(Saved data entries)
☆ ☆ ☆ ☆ ☆ ☆ ☆

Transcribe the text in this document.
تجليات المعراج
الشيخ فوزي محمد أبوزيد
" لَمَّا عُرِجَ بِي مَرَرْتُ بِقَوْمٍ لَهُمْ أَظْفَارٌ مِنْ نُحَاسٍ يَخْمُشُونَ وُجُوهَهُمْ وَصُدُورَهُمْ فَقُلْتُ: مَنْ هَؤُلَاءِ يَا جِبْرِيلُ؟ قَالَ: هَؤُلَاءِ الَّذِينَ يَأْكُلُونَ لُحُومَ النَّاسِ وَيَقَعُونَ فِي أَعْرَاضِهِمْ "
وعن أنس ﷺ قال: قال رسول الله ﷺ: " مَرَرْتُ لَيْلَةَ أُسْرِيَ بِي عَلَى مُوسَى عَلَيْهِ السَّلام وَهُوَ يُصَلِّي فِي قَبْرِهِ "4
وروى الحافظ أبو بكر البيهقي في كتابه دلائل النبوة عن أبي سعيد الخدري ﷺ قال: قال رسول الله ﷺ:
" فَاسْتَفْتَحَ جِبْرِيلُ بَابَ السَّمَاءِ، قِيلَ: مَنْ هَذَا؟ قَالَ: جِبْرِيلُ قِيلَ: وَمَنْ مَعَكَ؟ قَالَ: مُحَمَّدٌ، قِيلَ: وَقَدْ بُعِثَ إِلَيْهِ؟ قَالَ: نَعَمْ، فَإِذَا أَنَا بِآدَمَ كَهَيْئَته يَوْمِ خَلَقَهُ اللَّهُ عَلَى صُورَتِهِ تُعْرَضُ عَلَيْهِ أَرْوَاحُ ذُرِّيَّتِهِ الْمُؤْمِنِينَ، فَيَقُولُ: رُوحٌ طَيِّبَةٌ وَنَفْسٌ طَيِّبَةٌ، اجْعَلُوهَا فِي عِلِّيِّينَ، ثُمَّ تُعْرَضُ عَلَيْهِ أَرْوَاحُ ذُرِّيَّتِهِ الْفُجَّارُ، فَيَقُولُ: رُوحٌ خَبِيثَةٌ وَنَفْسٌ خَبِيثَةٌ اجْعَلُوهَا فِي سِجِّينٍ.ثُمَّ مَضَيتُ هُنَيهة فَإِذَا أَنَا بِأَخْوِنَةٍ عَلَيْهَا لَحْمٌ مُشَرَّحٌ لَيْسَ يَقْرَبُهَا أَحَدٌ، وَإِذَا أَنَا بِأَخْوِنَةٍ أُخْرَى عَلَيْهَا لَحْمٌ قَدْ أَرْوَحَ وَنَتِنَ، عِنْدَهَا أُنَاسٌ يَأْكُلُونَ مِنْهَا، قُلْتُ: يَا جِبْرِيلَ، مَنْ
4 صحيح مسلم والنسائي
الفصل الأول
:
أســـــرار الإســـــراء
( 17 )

☆ ☆ ☆ ☆ ☆ ☆ ☆

STATED EXERCISE:
Repeat the material above in full, quoting it exactly.

RESPONSE:
Transcribe the text in this document.
تجليات المعراج
الشيخ فوزي محمد أبوزيد
" لَمَّا عُرِجَ بِي مَرَرْتُ بِقَوْمٍ لَهُمْ أَظْفَارٌ مِنْ نُحَاسٍ يَخْمُشُونَ وُجُوهَهُمْ وَصُدُورَهُمْ فَقُلْتُ: مَنْ هَؤُلَاءِ يَا جِبْرِيلُ؟ قَالَ: هَؤُلَاءِ الَّذِينَ يَأْكُلُونَ لُحُومَ النَّاسِ وَيَقَعُونَ فِي أَعْرَاضِهِمْ "
وعن أنس ﷺ قال: قال رسول الله ﷺ: " مَرَرْتُ لَيْلَةَ أُسْرِيَ بِي عَلَى مُوسَى عَلَيْهِ السَّلام وَهُوَ يُصَلِّي فِي قَبْرِهِ "4
وروى الحافظ أبو بكر البيهقي في كتابه دلائل النبوة عن أبي سعيد الخدري ﷺ قال: قال رسول الله ﷺ:
" فَاسْتَفْتَحَ جِبْرِيلُ بَابَ السَّمَاءِ، قِيلَ: مَنْ هَذَا؟ قَالَ: جِبْرِيلُ قِيلَ: وَمَنْ مَعَكَ؟ قَالَ: مُحَمَّدٌ، قِيلَ: وَقَدْ بُعِثَ إِلَيْهِ؟ قَالَ: نَعَمْ، فَإِذَا أَنَا بِآدَمَ كَهَيْئَته يَوْمِ خَلَقَهُ اللَّهُ عَلَى صُورَتِهِ تُعْرَضُ عَلَيْهِ أَرْوَاحُ ذُرِّيَّتِهِ الْمُؤْمِنِينَ، فَيَقُولُ: رُوحٌ طَيِّبَةٌ وَنَفْسٌ طَيِّبَةٌ، اجْعَلُوهَا فِي عِلِّيِّينَ، ثُمَّ تُعْرَضُ عَلَيْهِ أَرْوَاحُ ذُرِّيَّتِهِ الْفُجَّارُ، فَيَقُولُ: رُوحٌ خَبِيثَةٌ وَنَفْسٌ خَبِيثَةٌ اجْعَلُوهَا فِي سِجِّينٍ.ثُمَّ مَضَيتُ هُنَيهة فَإِذَا أَنَا بِأَخْوِنَةٍ عَلَيْهَا لَحْمٌ مُشَرَّحٌ لَيْسَ يَقْرَبُهَا أَحَدٌ، وَإِذَا أَنَا بِأَخْوِنَةٍ أُخْرَى عَلَيْهَا لَحْمٌ قَدْ أَرْوَحَ وَنَتِنَ، عِنْدَهَا أُنَاسٌ يَأْكُلُونَ مِنْهَا، قُلْتُ: يَا جِبْرِيلَ، مَنْ
4 صحيح مسلم والنسائي
الفصل الأول
:
أســـــرار الإســـــراء
( 17 )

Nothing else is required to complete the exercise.